_ЗАДАНИЕ 1_
Согласуются ли с отрывком о греческой религии, приведенным ниже, утверждения (а), (б), (в)? На каждое ответьте «да» или «нет» и приведите точную цитату из отрывка, на которой основан ответ.
(а) Диомед молился Палладе перед смертным боем.
(б) Слово «богобоязненный» стало обозначать «благочестивого».
(в) Пленник, спасённый любовью пиратской дочери, посвящал свои кандалы Посейдону.

_ФРАГМЕНТ ТЕКСТА_
————
Как пишет Зелинский, в VII веке до н. э. «(…) наступило время аполлоновской религии; боги поселились среди людей, в прекрасных храмах, сами прекрасные и приветливые, поскольку художнику удалось воплотить их подобие в созданных им кумирах; гражданский год расцветился прекрасными праздниками, со всё более и более пленительной обрядностью, превратившей мало помалу греческую религию в религию радости – перед этим морем красоты прежний страх уже не удержался (... ) Вообще слово «богобоязненный» (в новой форме deisidaimon) стало обозначать «суеверного»; нормально верующий человек своих богов не боялся – он их любил. Действительно, теперь только входит во всеобщее употребление эпитет, которым гомеровский (=ахейский. – К. К. ) грек еще не дерзает нарекать своих богов: эпитет – «милый». В гомеровские времена ещё допускали, что бог может любить смертного – «Теперь возлюби меня, Дева! » молился Диомед Палладе перед смертным боем; и «муза превыше других возлюбила» Демодока-певца; но человек ещё не решался ответить на эту любовь взаимностью – страх не даёт возникнуть более мягкому чувству. Теперь преграда снесена. «Милый Зевс», «милый Аполлон», «милая Артемида», слышим мы сплошь и рядом, так часто, что даже не обращаем внимания. Праздники справляются богам, чтобы радовать их сердца; но даже скромную песенку, спетую в честь бога за столом, охотно кончают словами: «улыбнись, боже, моей песне! » И когда мы слышим, что человек обязательно посвящает богу предметы, не имеющие никакой ценности, но знаменательные для него в ту минуту, когда он чувствовал особенно ясно над собой спасительную руку любящего бога – потерпевший кораблекрушение своё влажное и, конечно, не очень нарядное платье Посейдону, спасённый любовью пиратской дочери пленник свои кандалы Афродите, даже родительницы свои хитоны Артемиде – то не действует ли и здесь та же любовь, придающая и среди людей при схожих обстоятельствах ценность самым малоценным предметам? » [34, 93-94].
————
_МАТЕРИАЛ_
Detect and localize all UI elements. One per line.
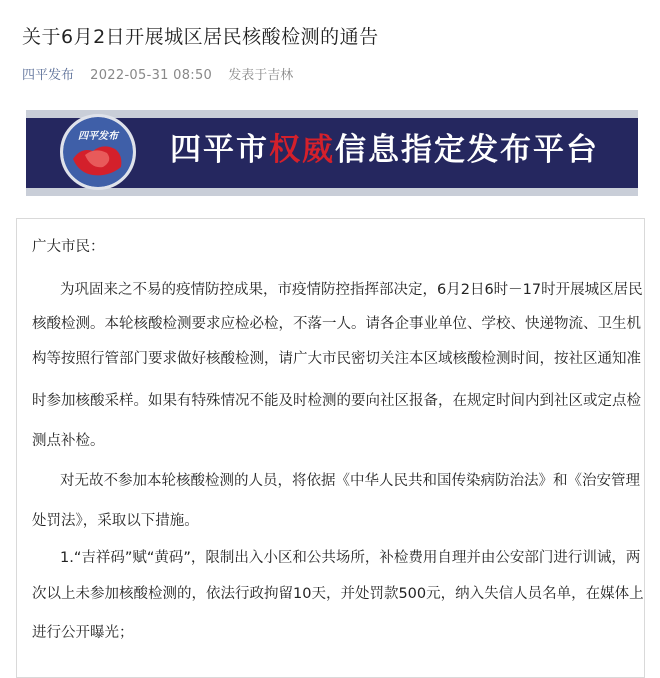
paragraph-line: 核酸检测。本轮核酸检测要求应检必检，不落一人。请各企事业单位、学校、快递物流、卫生机: [32, 316, 641, 332]
author-link[interactable]: 四平发布: [22, 68, 75, 83]
publish-location: 发表于吉林: [228, 68, 294, 83]
banner-title-part2: 信息指定发布平台: [335, 132, 599, 168]
paragraph-line: 测点补检。: [32, 433, 105, 449]
paragraph-line: 处罚法》，采取以下措施。: [32, 513, 199, 529]
paragraph-line: 进行公开曝光；: [32, 625, 134, 641]
paragraph-line: 对无故不参加本轮核酸检测的人员，将依据《中华人民共和国传染病防治法》和《治安管理: [60, 473, 640, 489]
article-title: 关于6月2日开展城区居民核酸检测的通告: [22, 26, 379, 48]
banner-title: [170, 124, 599, 169]
banner-image: [26, 110, 638, 196]
paragraph-line: 构等按照行管部门要求做好核酸检测，请广大市民密切关注本区域核酸检测时间，按社区通知准: [32, 351, 641, 367]
paragraph-line: 1.“吉祥码”赋“黄码”，限制出入小区和公共场所，补检费用自理并由公安部门进行训诫，两: [60, 550, 641, 566]
article-meta: [22, 64, 293, 83]
paragraph-line: 时参加核酸采样。如果有特殊情况不能及时检测的要向社区报备，在规定时间内到社区或定点检: [32, 393, 641, 409]
salutation: 广大市民：: [32, 239, 105, 255]
siping-logo-icon: [60, 114, 136, 190]
banner-title-part1: 四平市: [170, 132, 269, 168]
paragraph-line: 次以上未参加核酸检测的，依法行政拘留10天，并处罚款500元，纳入失信人员名单，在媒体上: [32, 586, 644, 602]
publish-datetime: 2022-05-31 08:50: [90, 68, 213, 83]
svg-text:四平发布: 四平发布: [78, 131, 118, 142]
paragraph-line: 为巩固来之不易的疫情防控成果，市疫情防控指挥部决定，6月2日6时－17时开展城区居民: [60, 282, 643, 298]
banner-title-accent: 权威: [269, 132, 335, 168]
————
_ЗАДАНИЕ 2_
Выпишите из записей все строки, где встречается строка "paragraph".

_ПИСЬМЕННОЕ РЕШЕНИЕ 1_
(а) Да: «молился Диомед Палладе перед смертным боем».
(б) Нет: «стало обозначать «суеверного»».
(в) Нет: «спасённый любовью пиратской дочери пленник свои кандалы Афродите».

_ПИСЬМЕННОЕ РЕШЕНИЕ 2_
paragraph-line: 核酸检测。本轮核酸检测要求应检必检，不落一人。请各企事业单位、学校、快递物流、卫生机: [32, 316, 641, 332]
paragraph-line: 测点补检。: [32, 433, 105, 449]
paragraph-line: 处罚法》，采取以下措施。: [32, 513, 199, 529]
paragraph-line: 进行公开曝光；: [32, 625, 134, 641]
paragraph-line: 对无故不参加本轮核酸检测的人员，将依据《中华人民共和国传染病防治法》和《治安管理: [60, 473, 640, 489]
paragraph-line: 构等按照行管部门要求做好核酸检测，请广大市民密切关注本区域核酸检测时间，按社区通知准: [32, 351, 641, 367]
paragraph-line: 1.“吉祥码”赋“黄码”，限制出入小区和公共场所，补检费用自理并由公安部门进行训诫，两: [60, 550, 641, 566]
paragraph-line: 时参加核酸采样。如果有特殊情况不能及时检测的要向社区报备，在规定时间内到社区或定点检: [32, 393, 641, 409]
paragraph-line: 次以上未参加核酸检测的，依法行政拘留10天，并处罚款500元，纳入失信人员名单，在媒体上: [32, 586, 644, 602]
paragraph-line: 为巩固来之不易的疫情防控成果，市疫情防控指挥部决定，6月2日6时－17时开展城区居民: [60, 282, 643, 298]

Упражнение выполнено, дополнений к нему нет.